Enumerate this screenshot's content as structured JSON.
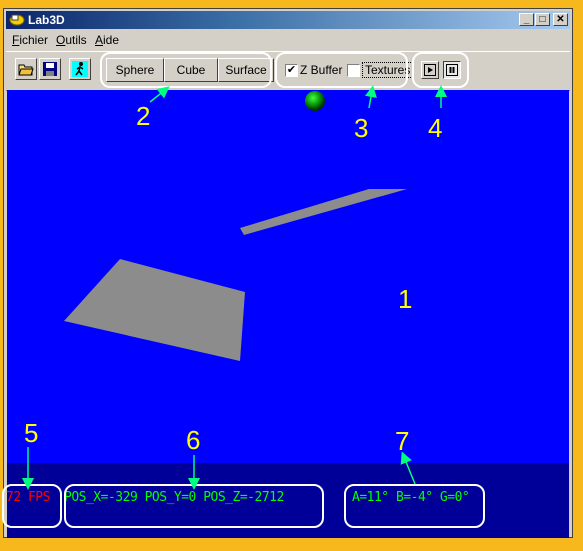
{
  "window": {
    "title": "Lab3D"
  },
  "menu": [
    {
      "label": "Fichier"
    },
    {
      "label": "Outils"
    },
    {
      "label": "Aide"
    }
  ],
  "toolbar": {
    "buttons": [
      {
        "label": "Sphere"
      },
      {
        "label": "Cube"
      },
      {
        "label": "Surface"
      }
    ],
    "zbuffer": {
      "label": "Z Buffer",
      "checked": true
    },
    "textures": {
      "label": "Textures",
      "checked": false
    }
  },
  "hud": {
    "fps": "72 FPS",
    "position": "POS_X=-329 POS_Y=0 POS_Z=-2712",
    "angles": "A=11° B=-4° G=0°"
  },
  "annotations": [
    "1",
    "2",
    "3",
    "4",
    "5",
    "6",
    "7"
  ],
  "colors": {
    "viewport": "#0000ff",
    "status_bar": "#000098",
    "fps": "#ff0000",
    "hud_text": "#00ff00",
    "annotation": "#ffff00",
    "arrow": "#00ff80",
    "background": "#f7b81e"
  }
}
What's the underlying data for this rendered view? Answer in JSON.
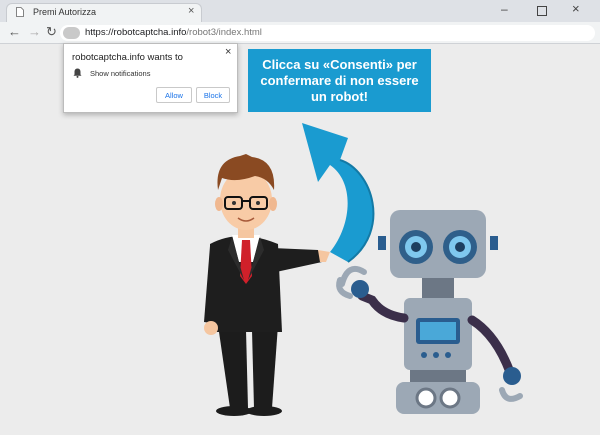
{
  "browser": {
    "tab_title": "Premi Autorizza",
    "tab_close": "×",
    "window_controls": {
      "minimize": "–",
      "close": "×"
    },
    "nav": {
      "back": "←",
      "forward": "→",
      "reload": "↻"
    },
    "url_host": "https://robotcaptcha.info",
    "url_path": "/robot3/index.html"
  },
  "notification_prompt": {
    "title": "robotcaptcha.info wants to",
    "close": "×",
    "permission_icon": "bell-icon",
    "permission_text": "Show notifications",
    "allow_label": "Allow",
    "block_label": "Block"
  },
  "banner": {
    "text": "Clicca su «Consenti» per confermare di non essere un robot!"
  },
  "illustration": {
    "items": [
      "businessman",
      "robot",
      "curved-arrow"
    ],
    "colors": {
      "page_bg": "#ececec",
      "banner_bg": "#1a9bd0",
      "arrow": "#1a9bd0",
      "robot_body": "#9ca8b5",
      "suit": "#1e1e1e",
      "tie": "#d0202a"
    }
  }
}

- - - - -

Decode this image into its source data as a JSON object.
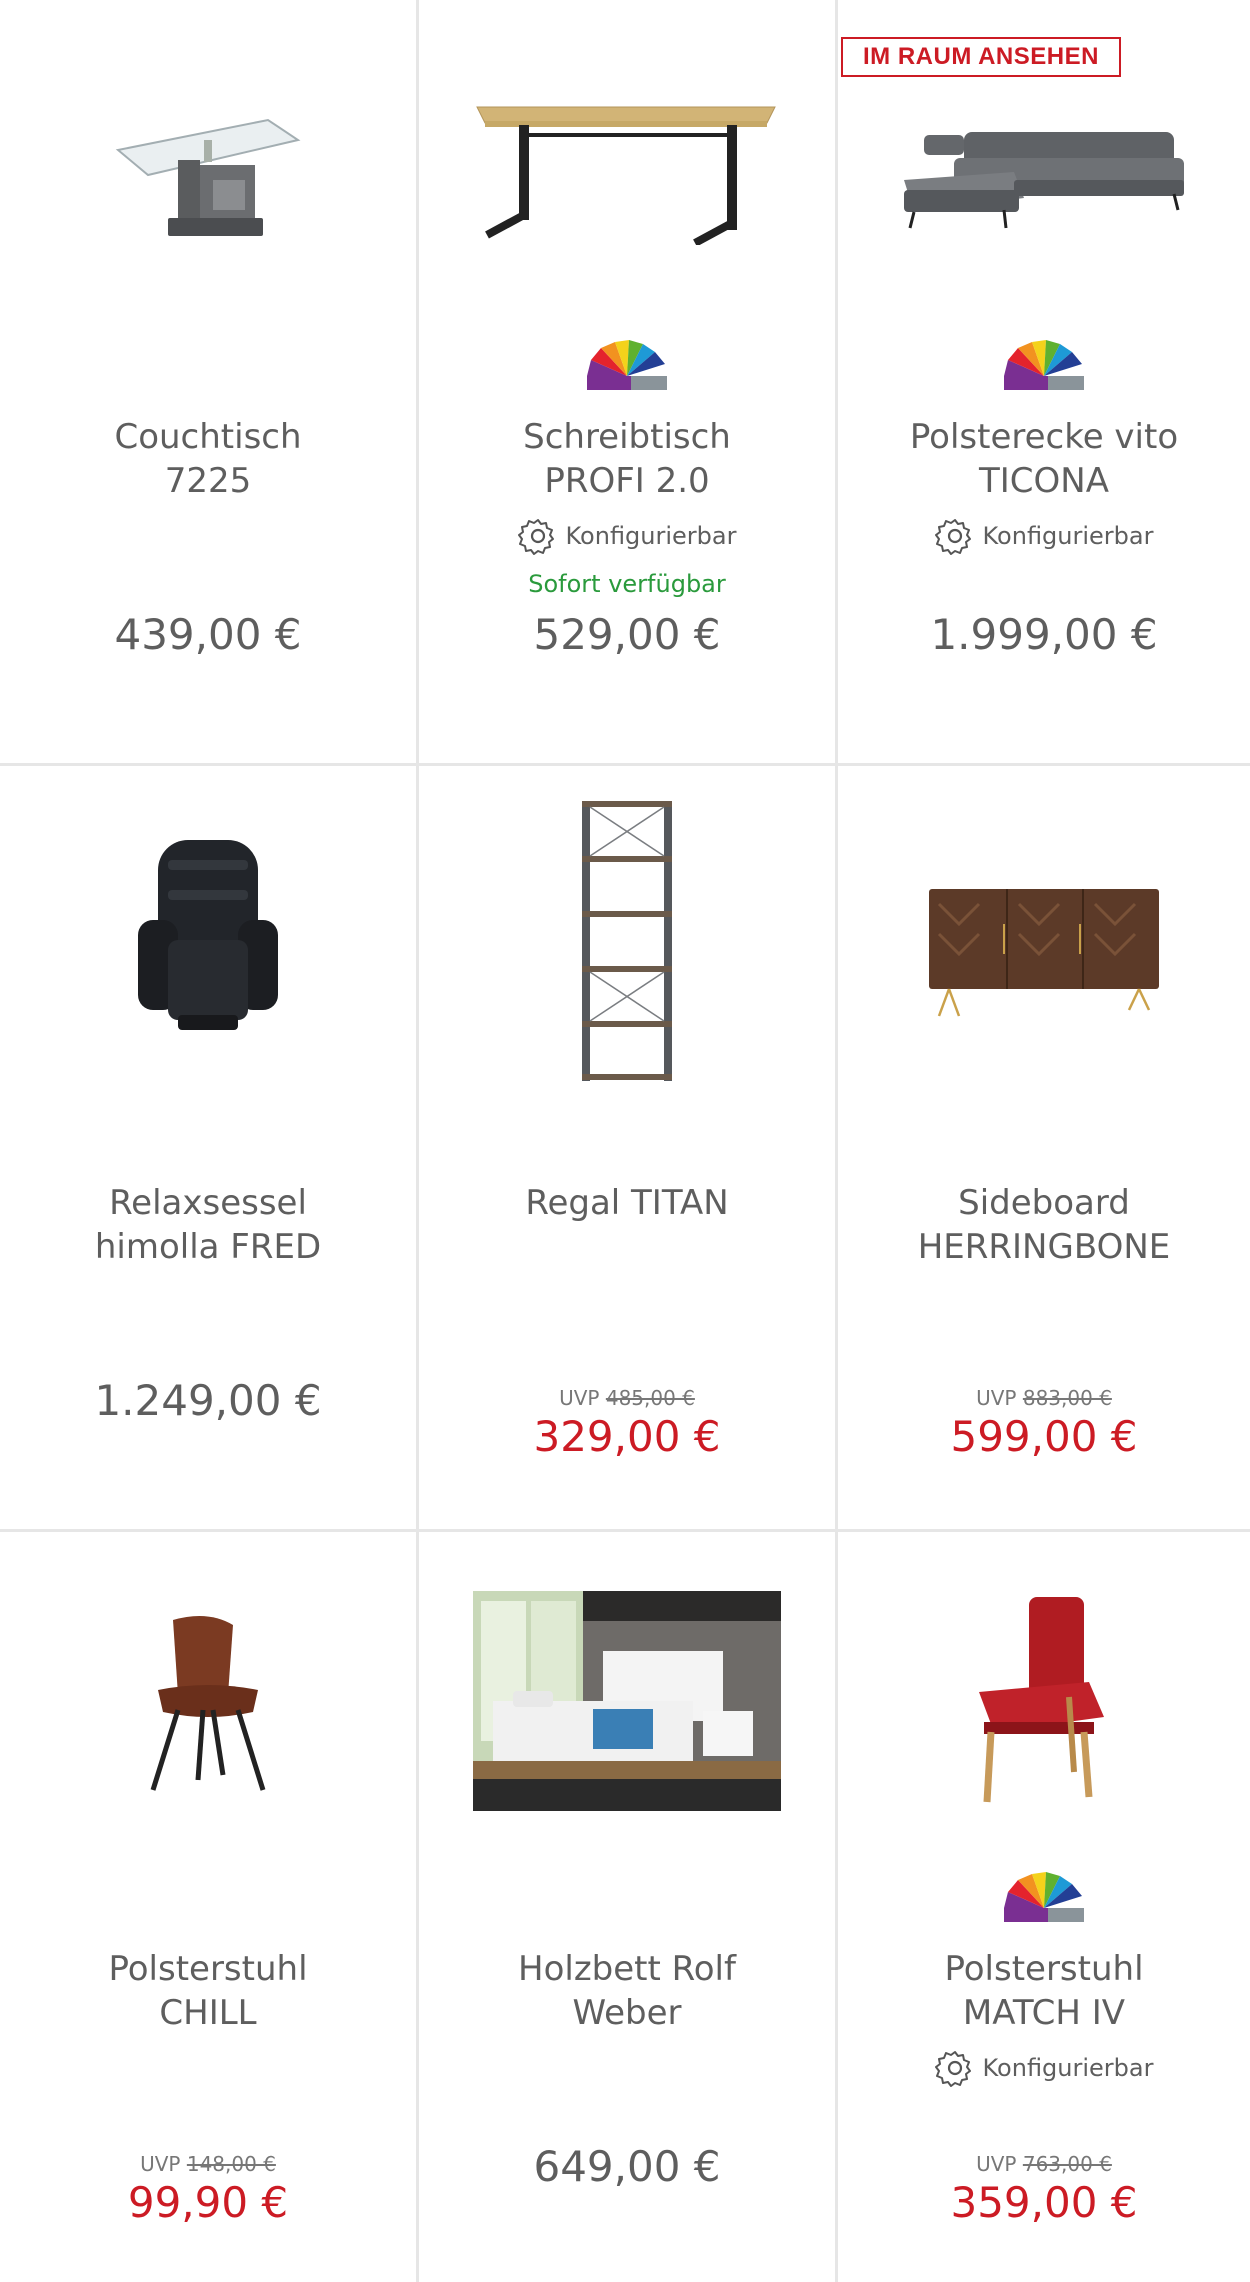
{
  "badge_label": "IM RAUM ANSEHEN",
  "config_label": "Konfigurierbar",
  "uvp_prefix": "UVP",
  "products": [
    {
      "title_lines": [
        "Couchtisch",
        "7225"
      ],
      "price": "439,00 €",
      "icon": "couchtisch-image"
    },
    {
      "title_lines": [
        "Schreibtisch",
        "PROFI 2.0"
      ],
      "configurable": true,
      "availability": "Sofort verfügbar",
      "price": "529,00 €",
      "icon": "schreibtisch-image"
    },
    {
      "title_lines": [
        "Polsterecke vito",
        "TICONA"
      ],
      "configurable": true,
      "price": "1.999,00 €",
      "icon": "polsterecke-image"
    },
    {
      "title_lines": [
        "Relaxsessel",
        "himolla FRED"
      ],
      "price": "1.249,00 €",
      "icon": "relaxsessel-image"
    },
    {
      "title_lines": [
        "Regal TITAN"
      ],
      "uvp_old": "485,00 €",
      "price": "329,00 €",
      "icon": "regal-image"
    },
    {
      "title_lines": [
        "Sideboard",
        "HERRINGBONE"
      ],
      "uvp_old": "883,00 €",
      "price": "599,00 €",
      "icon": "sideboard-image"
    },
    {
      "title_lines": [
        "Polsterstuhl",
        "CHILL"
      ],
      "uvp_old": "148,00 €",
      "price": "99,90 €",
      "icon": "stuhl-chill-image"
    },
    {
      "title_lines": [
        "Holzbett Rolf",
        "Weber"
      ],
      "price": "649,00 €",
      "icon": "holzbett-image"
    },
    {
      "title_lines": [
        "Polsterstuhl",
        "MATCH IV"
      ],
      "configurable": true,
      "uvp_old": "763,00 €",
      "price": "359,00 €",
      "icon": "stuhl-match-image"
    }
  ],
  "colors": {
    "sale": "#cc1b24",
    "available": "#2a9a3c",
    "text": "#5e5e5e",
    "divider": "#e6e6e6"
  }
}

- - - - -

Given task: Go through the records above, find every line with the word "info", and list those lines.

Answer to this problem:
    "url_host": "https://robotcaptcha.info",
    "title": "robotcaptcha.info wants to",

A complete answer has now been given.